Dataset items:
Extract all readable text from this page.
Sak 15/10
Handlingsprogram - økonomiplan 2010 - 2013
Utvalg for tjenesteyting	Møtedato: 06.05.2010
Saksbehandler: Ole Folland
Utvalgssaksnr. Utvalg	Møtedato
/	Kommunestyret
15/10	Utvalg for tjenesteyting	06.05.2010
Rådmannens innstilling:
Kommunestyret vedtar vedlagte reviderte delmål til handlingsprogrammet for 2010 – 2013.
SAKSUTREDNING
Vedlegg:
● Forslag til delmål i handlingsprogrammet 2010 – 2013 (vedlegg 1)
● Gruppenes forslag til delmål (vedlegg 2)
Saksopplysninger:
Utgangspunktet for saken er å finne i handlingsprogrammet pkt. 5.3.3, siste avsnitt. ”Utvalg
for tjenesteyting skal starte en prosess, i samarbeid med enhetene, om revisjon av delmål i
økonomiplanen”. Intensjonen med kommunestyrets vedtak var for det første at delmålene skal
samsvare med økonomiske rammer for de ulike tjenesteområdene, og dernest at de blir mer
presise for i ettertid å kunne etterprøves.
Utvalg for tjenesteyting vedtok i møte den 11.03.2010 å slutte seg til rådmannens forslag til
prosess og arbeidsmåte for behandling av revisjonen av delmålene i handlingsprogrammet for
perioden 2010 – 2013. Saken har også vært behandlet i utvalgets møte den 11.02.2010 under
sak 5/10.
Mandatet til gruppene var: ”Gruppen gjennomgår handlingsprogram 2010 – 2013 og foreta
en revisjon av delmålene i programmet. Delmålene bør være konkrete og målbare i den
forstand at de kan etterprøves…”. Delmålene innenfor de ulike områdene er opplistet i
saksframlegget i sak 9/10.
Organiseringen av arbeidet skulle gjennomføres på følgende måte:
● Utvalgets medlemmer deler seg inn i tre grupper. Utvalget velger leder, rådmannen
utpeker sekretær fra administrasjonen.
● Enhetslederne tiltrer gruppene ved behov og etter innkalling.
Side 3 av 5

• _Stated task_
Reproduce the material above without altering a single character.

• _Exercise answer_
Extract all readable text from this page.
Sak 15/10
Handlingsprogram - økonomiplan 2010 - 2013
Utvalg for tjenesteyting	Møtedato: 06.05.2010
Saksbehandler: Ole Folland
Utvalgssaksnr. Utvalg	Møtedato
/	Kommunestyret
15/10	Utvalg for tjenesteyting	06.05.2010
Rådmannens innstilling:
Kommunestyret vedtar vedlagte reviderte delmål til handlingsprogrammet for 2010 – 2013.
SAKSUTREDNING
Vedlegg:
● Forslag til delmål i handlingsprogrammet 2010 – 2013 (vedlegg 1)
● Gruppenes forslag til delmål (vedlegg 2)
Saksopplysninger:
Utgangspunktet for saken er å finne i handlingsprogrammet pkt. 5.3.3, siste avsnitt. ”Utvalg
for tjenesteyting skal starte en prosess, i samarbeid med enhetene, om revisjon av delmål i
økonomiplanen”. Intensjonen med kommunestyrets vedtak var for det første at delmålene skal
samsvare med økonomiske rammer for de ulike tjenesteområdene, og dernest at de blir mer
presise for i ettertid å kunne etterprøves.
Utvalg for tjenesteyting vedtok i møte den 11.03.2010 å slutte seg til rådmannens forslag til
prosess og arbeidsmåte for behandling av revisjonen av delmålene i handlingsprogrammet for
perioden 2010 – 2013. Saken har også vært behandlet i utvalgets møte den 11.02.2010 under
sak 5/10.
Mandatet til gruppene var: ”Gruppen gjennomgår handlingsprogram 2010 – 2013 og foreta
en revisjon av delmålene i programmet. Delmålene bør være konkrete og målbare i den
forstand at de kan etterprøves…”. Delmålene innenfor de ulike områdene er opplistet i
saksframlegget i sak 9/10.
Organiseringen av arbeidet skulle gjennomføres på følgende måte:
● Utvalgets medlemmer deler seg inn i tre grupper. Utvalget velger leder, rådmannen
utpeker sekretær fra administrasjonen.
● Enhetslederne tiltrer gruppene ved behov og etter innkalling.
Side 3 av 5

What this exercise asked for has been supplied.